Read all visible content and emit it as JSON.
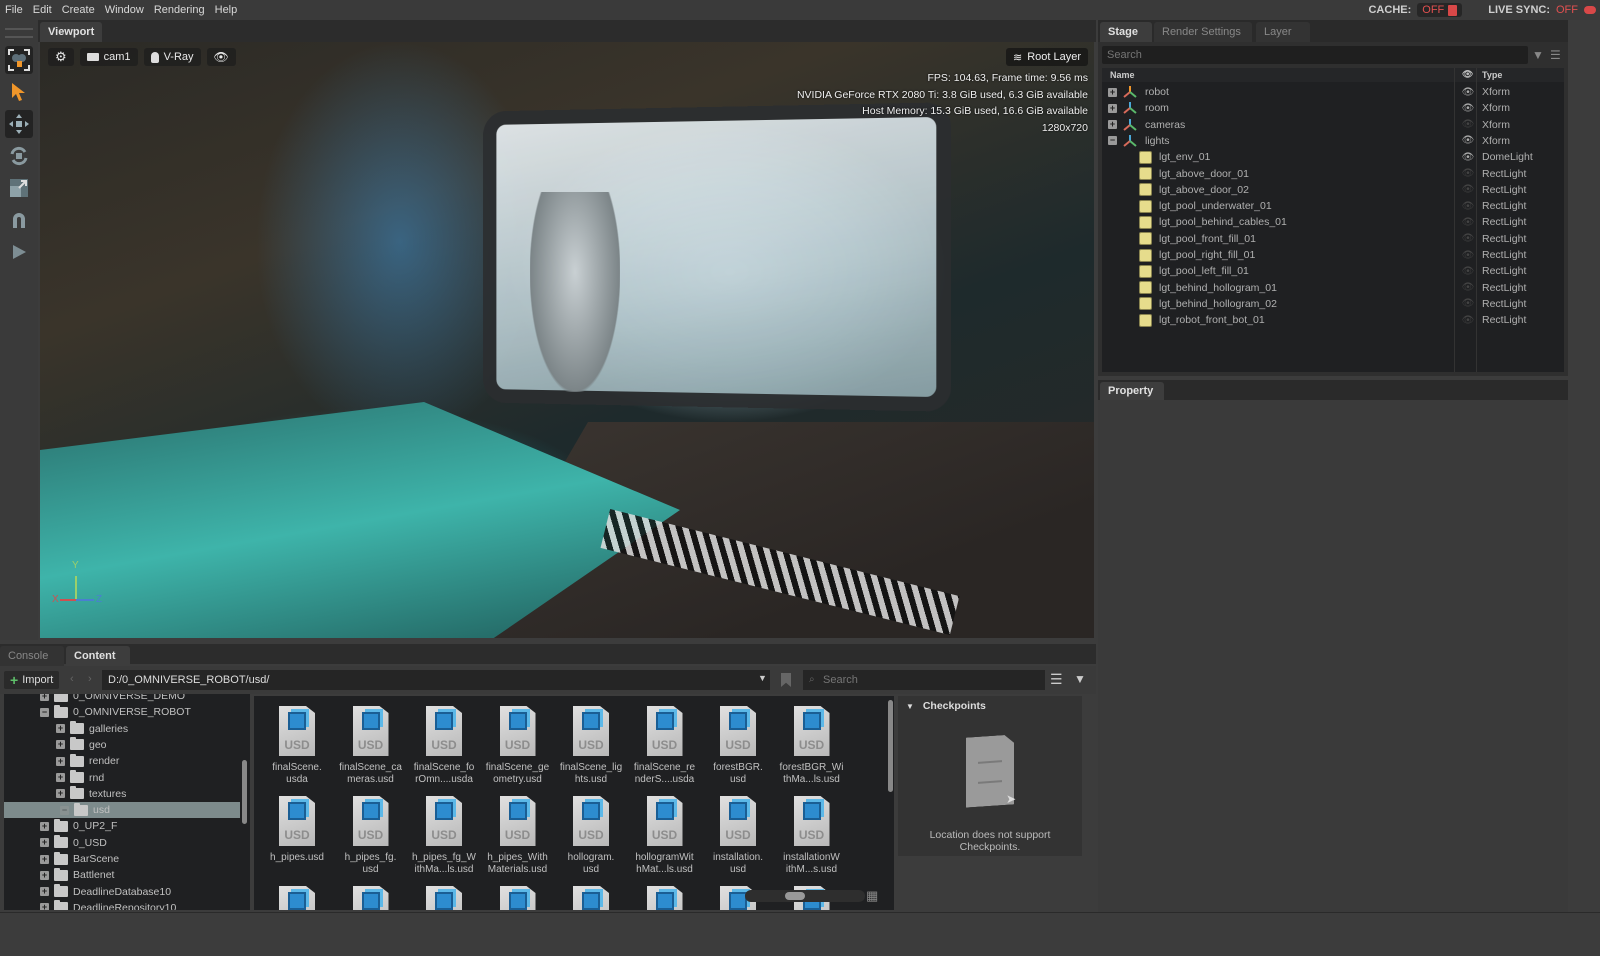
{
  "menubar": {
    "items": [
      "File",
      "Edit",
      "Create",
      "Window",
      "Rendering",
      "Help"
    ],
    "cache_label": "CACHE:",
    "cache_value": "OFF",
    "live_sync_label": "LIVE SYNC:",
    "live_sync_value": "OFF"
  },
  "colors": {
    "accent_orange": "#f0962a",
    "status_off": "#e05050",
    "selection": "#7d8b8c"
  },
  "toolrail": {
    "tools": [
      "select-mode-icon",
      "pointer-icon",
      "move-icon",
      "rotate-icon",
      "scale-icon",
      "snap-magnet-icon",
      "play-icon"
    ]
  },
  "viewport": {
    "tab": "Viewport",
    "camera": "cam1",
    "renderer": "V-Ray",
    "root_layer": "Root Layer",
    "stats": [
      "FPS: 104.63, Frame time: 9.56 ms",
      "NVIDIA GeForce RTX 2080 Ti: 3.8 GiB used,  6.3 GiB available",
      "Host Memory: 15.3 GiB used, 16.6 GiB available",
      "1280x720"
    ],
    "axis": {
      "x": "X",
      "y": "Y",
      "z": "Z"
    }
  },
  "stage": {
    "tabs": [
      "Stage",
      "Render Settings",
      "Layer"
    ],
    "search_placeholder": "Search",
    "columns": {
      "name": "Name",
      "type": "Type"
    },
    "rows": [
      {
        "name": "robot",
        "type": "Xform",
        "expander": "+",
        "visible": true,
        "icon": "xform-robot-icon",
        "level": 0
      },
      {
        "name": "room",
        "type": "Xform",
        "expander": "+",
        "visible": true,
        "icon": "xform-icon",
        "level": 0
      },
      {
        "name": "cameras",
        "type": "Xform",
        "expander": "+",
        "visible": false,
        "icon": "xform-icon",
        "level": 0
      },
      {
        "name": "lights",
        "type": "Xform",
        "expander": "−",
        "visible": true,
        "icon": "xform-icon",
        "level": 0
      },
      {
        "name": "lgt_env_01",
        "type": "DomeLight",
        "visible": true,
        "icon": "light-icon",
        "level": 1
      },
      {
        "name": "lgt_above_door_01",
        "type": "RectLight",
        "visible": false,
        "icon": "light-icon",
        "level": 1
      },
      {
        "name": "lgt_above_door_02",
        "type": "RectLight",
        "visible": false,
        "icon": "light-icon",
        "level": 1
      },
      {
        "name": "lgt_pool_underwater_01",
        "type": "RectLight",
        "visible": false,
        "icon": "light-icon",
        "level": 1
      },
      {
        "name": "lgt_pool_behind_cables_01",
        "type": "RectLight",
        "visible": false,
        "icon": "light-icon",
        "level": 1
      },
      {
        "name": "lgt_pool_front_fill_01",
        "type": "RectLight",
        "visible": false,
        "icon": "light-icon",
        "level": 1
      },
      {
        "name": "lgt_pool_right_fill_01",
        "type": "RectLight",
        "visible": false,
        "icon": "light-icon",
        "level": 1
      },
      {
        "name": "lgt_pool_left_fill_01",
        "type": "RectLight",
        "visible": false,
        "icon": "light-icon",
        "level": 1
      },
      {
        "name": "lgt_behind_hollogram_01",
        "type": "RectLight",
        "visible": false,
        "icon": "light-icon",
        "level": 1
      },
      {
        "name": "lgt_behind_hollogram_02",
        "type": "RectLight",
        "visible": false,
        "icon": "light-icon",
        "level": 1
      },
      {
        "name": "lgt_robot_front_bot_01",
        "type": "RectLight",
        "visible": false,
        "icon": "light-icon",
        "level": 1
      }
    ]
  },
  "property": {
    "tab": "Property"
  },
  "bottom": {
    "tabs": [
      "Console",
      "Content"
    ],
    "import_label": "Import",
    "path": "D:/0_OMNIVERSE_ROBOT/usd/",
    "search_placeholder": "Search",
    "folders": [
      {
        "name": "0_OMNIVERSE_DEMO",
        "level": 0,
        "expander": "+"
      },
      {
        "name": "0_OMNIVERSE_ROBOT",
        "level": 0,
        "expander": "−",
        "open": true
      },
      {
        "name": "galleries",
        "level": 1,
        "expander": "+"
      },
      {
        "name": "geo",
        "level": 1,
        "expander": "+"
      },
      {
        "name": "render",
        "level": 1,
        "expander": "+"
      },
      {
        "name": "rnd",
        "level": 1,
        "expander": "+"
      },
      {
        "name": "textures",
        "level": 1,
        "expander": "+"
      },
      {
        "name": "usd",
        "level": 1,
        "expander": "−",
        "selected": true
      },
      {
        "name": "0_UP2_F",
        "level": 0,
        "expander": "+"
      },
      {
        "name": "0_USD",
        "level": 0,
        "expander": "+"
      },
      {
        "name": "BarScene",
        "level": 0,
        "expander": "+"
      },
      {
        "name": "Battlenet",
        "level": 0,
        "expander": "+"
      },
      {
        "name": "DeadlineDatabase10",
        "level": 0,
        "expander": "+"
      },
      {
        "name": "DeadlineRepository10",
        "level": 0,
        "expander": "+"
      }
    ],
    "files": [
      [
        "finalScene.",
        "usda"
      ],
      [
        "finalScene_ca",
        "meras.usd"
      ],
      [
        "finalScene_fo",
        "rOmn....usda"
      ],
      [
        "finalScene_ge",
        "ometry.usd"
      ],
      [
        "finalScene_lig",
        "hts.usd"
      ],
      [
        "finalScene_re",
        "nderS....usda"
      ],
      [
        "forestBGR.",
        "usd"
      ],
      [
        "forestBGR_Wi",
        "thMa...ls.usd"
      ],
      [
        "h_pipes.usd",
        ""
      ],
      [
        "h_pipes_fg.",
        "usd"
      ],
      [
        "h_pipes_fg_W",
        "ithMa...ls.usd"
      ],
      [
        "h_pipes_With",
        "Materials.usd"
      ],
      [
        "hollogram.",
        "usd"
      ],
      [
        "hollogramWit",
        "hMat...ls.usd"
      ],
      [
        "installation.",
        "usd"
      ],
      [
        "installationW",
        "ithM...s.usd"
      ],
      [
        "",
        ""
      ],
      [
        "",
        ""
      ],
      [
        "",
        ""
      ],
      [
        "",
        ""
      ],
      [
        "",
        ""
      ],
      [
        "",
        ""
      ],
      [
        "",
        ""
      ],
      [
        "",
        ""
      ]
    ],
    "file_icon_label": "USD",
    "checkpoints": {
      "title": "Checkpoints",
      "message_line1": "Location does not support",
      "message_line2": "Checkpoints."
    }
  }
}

- - - - - - -

**TASK**
Your task is to repeat the material above exactly, without its pictures.

**WRITTEN ANSWER**
Read all visible content and emit it as JSON.
{
  "menubar": {
    "items": [
      "File",
      "Edit",
      "Create",
      "Window",
      "Rendering",
      "Help"
    ],
    "cache_label": "CACHE:",
    "cache_value": "OFF",
    "live_sync_label": "LIVE SYNC:",
    "live_sync_value": "OFF"
  },
  "colors": {
    "accent_orange": "#f0962a",
    "status_off": "#e05050",
    "selection": "#7d8b8c"
  },
  "toolrail": {
    "tools": [
      "select-mode-icon",
      "pointer-icon",
      "move-icon",
      "rotate-icon",
      "scale-icon",
      "snap-magnet-icon",
      "play-icon"
    ]
  },
  "viewport": {
    "tab": "Viewport",
    "camera": "cam1",
    "renderer": "V-Ray",
    "root_layer": "Root Layer",
    "stats": [
      "FPS: 104.63, Frame time: 9.56 ms",
      "NVIDIA GeForce RTX 2080 Ti: 3.8 GiB used,  6.3 GiB available",
      "Host Memory: 15.3 GiB used, 16.6 GiB available",
      "1280x720"
    ],
    "axis": {
      "x": "X",
      "y": "Y",
      "z": "Z"
    }
  },
  "stage": {
    "tabs": [
      "Stage",
      "Render Settings",
      "Layer"
    ],
    "search_placeholder": "Search",
    "columns": {
      "name": "Name",
      "type": "Type"
    },
    "rows": [
      {
        "name": "robot",
        "type": "Xform",
        "expander": "+",
        "visible": true,
        "icon": "xform-robot-icon",
        "level": 0
      },
      {
        "name": "room",
        "type": "Xform",
        "expander": "+",
        "visible": true,
        "icon": "xform-icon",
        "level": 0
      },
      {
        "name": "cameras",
        "type": "Xform",
        "expander": "+",
        "visible": false,
        "icon": "xform-icon",
        "level": 0
      },
      {
        "name": "lights",
        "type": "Xform",
        "expander": "−",
        "visible": true,
        "icon": "xform-icon",
        "level": 0
      },
      {
        "name": "lgt_env_01",
        "type": "DomeLight",
        "visible": true,
        "icon": "light-icon",
        "level": 1
      },
      {
        "name": "lgt_above_door_01",
        "type": "RectLight",
        "visible": false,
        "icon": "light-icon",
        "level": 1
      },
      {
        "name": "lgt_above_door_02",
        "type": "RectLight",
        "visible": false,
        "icon": "light-icon",
        "level": 1
      },
      {
        "name": "lgt_pool_underwater_01",
        "type": "RectLight",
        "visible": false,
        "icon": "light-icon",
        "level": 1
      },
      {
        "name": "lgt_pool_behind_cables_01",
        "type": "RectLight",
        "visible": false,
        "icon": "light-icon",
        "level": 1
      },
      {
        "name": "lgt_pool_front_fill_01",
        "type": "RectLight",
        "visible": false,
        "icon": "light-icon",
        "level": 1
      },
      {
        "name": "lgt_pool_right_fill_01",
        "type": "RectLight",
        "visible": false,
        "icon": "light-icon",
        "level": 1
      },
      {
        "name": "lgt_pool_left_fill_01",
        "type": "RectLight",
        "visible": false,
        "icon": "light-icon",
        "level": 1
      },
      {
        "name": "lgt_behind_hollogram_01",
        "type": "RectLight",
        "visible": false,
        "icon": "light-icon",
        "level": 1
      },
      {
        "name": "lgt_behind_hollogram_02",
        "type": "RectLight",
        "visible": false,
        "icon": "light-icon",
        "level": 1
      },
      {
        "name": "lgt_robot_front_bot_01",
        "type": "RectLight",
        "visible": false,
        "icon": "light-icon",
        "level": 1
      }
    ]
  },
  "property": {
    "tab": "Property"
  },
  "bottom": {
    "tabs": [
      "Console",
      "Content"
    ],
    "import_label": "Import",
    "path": "D:/0_OMNIVERSE_ROBOT/usd/",
    "search_placeholder": "Search",
    "folders": [
      {
        "name": "0_OMNIVERSE_DEMO",
        "level": 0,
        "expander": "+"
      },
      {
        "name": "0_OMNIVERSE_ROBOT",
        "level": 0,
        "expander": "−",
        "open": true
      },
      {
        "name": "galleries",
        "level": 1,
        "expander": "+"
      },
      {
        "name": "geo",
        "level": 1,
        "expander": "+"
      },
      {
        "name": "render",
        "level": 1,
        "expander": "+"
      },
      {
        "name": "rnd",
        "level": 1,
        "expander": "+"
      },
      {
        "name": "textures",
        "level": 1,
        "expander": "+"
      },
      {
        "name": "usd",
        "level": 1,
        "expander": "−",
        "selected": true
      },
      {
        "name": "0_UP2_F",
        "level": 0,
        "expander": "+"
      },
      {
        "name": "0_USD",
        "level": 0,
        "expander": "+"
      },
      {
        "name": "BarScene",
        "level": 0,
        "expander": "+"
      },
      {
        "name": "Battlenet",
        "level": 0,
        "expander": "+"
      },
      {
        "name": "DeadlineDatabase10",
        "level": 0,
        "expander": "+"
      },
      {
        "name": "DeadlineRepository10",
        "level": 0,
        "expander": "+"
      }
    ],
    "files": [
      [
        "finalScene.",
        "usda"
      ],
      [
        "finalScene_ca",
        "meras.usd"
      ],
      [
        "finalScene_fo",
        "rOmn....usda"
      ],
      [
        "finalScene_ge",
        "ometry.usd"
      ],
      [
        "finalScene_lig",
        "hts.usd"
      ],
      [
        "finalScene_re",
        "nderS....usda"
      ],
      [
        "forestBGR.",
        "usd"
      ],
      [
        "forestBGR_Wi",
        "thMa...ls.usd"
      ],
      [
        "h_pipes.usd",
        ""
      ],
      [
        "h_pipes_fg.",
        "usd"
      ],
      [
        "h_pipes_fg_W",
        "ithMa...ls.usd"
      ],
      [
        "h_pipes_With",
        "Materials.usd"
      ],
      [
        "hollogram.",
        "usd"
      ],
      [
        "hollogramWit",
        "hMat...ls.usd"
      ],
      [
        "installation.",
        "usd"
      ],
      [
        "installationW",
        "ithM...s.usd"
      ],
      [
        "",
        ""
      ],
      [
        "",
        ""
      ],
      [
        "",
        ""
      ],
      [
        "",
        ""
      ],
      [
        "",
        ""
      ],
      [
        "",
        ""
      ],
      [
        "",
        ""
      ],
      [
        "",
        ""
      ]
    ],
    "file_icon_label": "USD",
    "checkpoints": {
      "title": "Checkpoints",
      "message_line1": "Location does not support",
      "message_line2": "Checkpoints."
    }
  }
}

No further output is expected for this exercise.